[Items from a figure collection]
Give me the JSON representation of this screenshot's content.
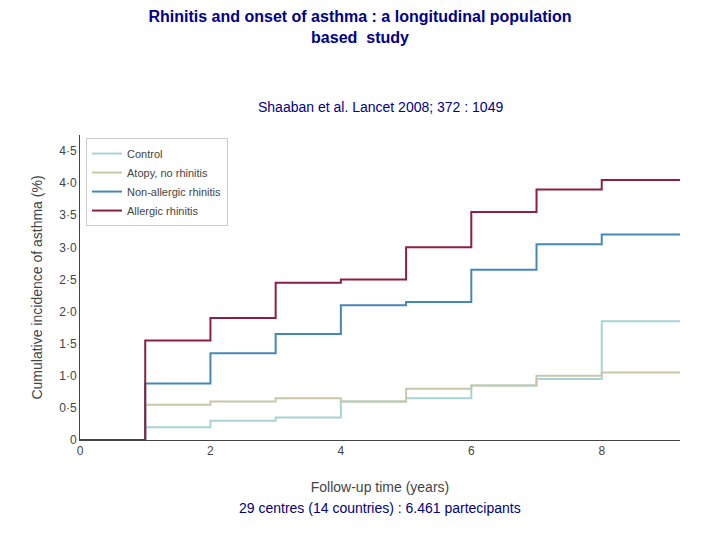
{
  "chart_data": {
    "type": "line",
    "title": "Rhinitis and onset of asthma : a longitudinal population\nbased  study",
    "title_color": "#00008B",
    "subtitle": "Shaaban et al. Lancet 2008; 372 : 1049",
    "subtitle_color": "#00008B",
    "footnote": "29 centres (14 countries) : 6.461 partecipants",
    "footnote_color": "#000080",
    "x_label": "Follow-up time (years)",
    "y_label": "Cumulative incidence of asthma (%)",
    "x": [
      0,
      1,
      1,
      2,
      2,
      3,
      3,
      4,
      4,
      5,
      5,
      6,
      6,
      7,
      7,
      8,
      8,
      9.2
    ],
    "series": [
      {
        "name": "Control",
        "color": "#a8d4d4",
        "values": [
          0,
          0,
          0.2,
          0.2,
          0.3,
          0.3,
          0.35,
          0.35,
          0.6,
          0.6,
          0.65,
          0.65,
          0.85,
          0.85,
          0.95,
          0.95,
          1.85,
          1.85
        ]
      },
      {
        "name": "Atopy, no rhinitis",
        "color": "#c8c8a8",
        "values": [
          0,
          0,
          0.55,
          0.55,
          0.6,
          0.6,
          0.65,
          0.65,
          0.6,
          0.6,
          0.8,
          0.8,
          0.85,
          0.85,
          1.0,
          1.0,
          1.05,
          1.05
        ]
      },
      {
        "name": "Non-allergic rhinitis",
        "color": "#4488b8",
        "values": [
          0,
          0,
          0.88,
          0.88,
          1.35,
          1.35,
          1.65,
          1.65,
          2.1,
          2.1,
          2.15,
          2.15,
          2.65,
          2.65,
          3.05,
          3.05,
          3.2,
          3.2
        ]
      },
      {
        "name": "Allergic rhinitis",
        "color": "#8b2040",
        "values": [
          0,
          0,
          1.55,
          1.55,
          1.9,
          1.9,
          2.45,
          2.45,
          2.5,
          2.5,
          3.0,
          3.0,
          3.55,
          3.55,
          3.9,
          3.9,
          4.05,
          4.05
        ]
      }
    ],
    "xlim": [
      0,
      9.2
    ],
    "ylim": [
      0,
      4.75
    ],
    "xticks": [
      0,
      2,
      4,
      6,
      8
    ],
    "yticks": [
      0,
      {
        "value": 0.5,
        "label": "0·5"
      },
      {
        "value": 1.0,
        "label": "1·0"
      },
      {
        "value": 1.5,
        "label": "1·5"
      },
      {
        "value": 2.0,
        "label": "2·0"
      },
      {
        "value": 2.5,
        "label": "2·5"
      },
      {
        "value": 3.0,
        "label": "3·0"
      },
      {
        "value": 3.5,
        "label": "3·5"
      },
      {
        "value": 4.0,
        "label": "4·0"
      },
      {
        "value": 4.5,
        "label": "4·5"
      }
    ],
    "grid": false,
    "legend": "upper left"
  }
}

Work to do =>
Repeat the listing above exactly, with no pictures.

Written response =>
Give me the JSON representation of this screenshot's content.
{
  "chart_data": {
    "type": "line",
    "title": "Rhinitis and onset of asthma : a longitudinal population\nbased  study",
    "title_color": "#00008B",
    "subtitle": "Shaaban et al. Lancet 2008; 372 : 1049",
    "subtitle_color": "#00008B",
    "footnote": "29 centres (14 countries) : 6.461 partecipants",
    "footnote_color": "#000080",
    "x_label": "Follow-up time (years)",
    "y_label": "Cumulative incidence of asthma (%)",
    "x": [
      0,
      1,
      1,
      2,
      2,
      3,
      3,
      4,
      4,
      5,
      5,
      6,
      6,
      7,
      7,
      8,
      8,
      9.2
    ],
    "series": [
      {
        "name": "Control",
        "color": "#a8d4d4",
        "values": [
          0,
          0,
          0.2,
          0.2,
          0.3,
          0.3,
          0.35,
          0.35,
          0.6,
          0.6,
          0.65,
          0.65,
          0.85,
          0.85,
          0.95,
          0.95,
          1.85,
          1.85
        ]
      },
      {
        "name": "Atopy, no rhinitis",
        "color": "#c8c8a8",
        "values": [
          0,
          0,
          0.55,
          0.55,
          0.6,
          0.6,
          0.65,
          0.65,
          0.6,
          0.6,
          0.8,
          0.8,
          0.85,
          0.85,
          1.0,
          1.0,
          1.05,
          1.05
        ]
      },
      {
        "name": "Non-allergic rhinitis",
        "color": "#4488b8",
        "values": [
          0,
          0,
          0.88,
          0.88,
          1.35,
          1.35,
          1.65,
          1.65,
          2.1,
          2.1,
          2.15,
          2.15,
          2.65,
          2.65,
          3.05,
          3.05,
          3.2,
          3.2
        ]
      },
      {
        "name": "Allergic rhinitis",
        "color": "#8b2040",
        "values": [
          0,
          0,
          1.55,
          1.55,
          1.9,
          1.9,
          2.45,
          2.45,
          2.5,
          2.5,
          3.0,
          3.0,
          3.55,
          3.55,
          3.9,
          3.9,
          4.05,
          4.05
        ]
      }
    ],
    "xlim": [
      0,
      9.2
    ],
    "ylim": [
      0,
      4.75
    ],
    "xticks": [
      0,
      2,
      4,
      6,
      8
    ],
    "yticks": [
      0,
      {
        "value": 0.5,
        "label": "0·5"
      },
      {
        "value": 1.0,
        "label": "1·0"
      },
      {
        "value": 1.5,
        "label": "1·5"
      },
      {
        "value": 2.0,
        "label": "2·0"
      },
      {
        "value": 2.5,
        "label": "2·5"
      },
      {
        "value": 3.0,
        "label": "3·0"
      },
      {
        "value": 3.5,
        "label": "3·5"
      },
      {
        "value": 4.0,
        "label": "4·0"
      },
      {
        "value": 4.5,
        "label": "4·5"
      }
    ],
    "grid": false,
    "legend": "upper left"
  }
}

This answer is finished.